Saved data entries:

>> START

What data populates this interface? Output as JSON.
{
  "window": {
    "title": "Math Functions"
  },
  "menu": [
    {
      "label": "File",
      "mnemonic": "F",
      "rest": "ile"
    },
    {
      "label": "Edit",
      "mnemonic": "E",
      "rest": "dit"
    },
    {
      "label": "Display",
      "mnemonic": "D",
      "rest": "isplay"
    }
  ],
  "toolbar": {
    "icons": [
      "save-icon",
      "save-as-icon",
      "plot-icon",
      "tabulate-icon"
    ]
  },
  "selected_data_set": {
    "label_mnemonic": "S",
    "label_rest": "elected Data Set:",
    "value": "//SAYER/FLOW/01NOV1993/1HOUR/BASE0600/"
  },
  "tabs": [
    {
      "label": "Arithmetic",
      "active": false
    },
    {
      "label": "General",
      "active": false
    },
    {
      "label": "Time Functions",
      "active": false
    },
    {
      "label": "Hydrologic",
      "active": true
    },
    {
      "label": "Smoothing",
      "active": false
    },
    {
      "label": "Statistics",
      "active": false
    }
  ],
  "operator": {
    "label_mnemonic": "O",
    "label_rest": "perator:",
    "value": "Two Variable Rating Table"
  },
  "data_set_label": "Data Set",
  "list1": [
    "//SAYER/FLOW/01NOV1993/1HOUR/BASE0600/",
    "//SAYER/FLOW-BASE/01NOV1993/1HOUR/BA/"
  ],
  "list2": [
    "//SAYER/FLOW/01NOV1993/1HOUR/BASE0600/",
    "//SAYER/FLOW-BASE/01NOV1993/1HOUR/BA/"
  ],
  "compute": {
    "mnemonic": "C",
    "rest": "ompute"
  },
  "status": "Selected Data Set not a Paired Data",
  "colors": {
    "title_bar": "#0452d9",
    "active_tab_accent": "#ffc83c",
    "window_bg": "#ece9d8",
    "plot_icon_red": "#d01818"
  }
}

>> END

▶ YOUR INSTRUCTIONS: Return every record, word for word.

▶ TASK RESPONSE:
What data populates this interface? Output as JSON.
{
  "window": {
    "title": "Math Functions"
  },
  "menu": [
    {
      "label": "File",
      "mnemonic": "F",
      "rest": "ile"
    },
    {
      "label": "Edit",
      "mnemonic": "E",
      "rest": "dit"
    },
    {
      "label": "Display",
      "mnemonic": "D",
      "rest": "isplay"
    }
  ],
  "toolbar": {
    "icons": [
      "save-icon",
      "save-as-icon",
      "plot-icon",
      "tabulate-icon"
    ]
  },
  "selected_data_set": {
    "label_mnemonic": "S",
    "label_rest": "elected Data Set:",
    "value": "//SAYER/FLOW/01NOV1993/1HOUR/BASE0600/"
  },
  "tabs": [
    {
      "label": "Arithmetic",
      "active": false
    },
    {
      "label": "General",
      "active": false
    },
    {
      "label": "Time Functions",
      "active": false
    },
    {
      "label": "Hydrologic",
      "active": true
    },
    {
      "label": "Smoothing",
      "active": false
    },
    {
      "label": "Statistics",
      "active": false
    }
  ],
  "operator": {
    "label_mnemonic": "O",
    "label_rest": "perator:",
    "value": "Two Variable Rating Table"
  },
  "data_set_label": "Data Set",
  "list1": [
    "//SAYER/FLOW/01NOV1993/1HOUR/BASE0600/",
    "//SAYER/FLOW-BASE/01NOV1993/1HOUR/BA/"
  ],
  "list2": [
    "//SAYER/FLOW/01NOV1993/1HOUR/BASE0600/",
    "//SAYER/FLOW-BASE/01NOV1993/1HOUR/BA/"
  ],
  "compute": {
    "mnemonic": "C",
    "rest": "ompute"
  },
  "status": "Selected Data Set not a Paired Data",
  "colors": {
    "title_bar": "#0452d9",
    "active_tab_accent": "#ffc83c",
    "window_bg": "#ece9d8",
    "plot_icon_red": "#d01818"
  }
}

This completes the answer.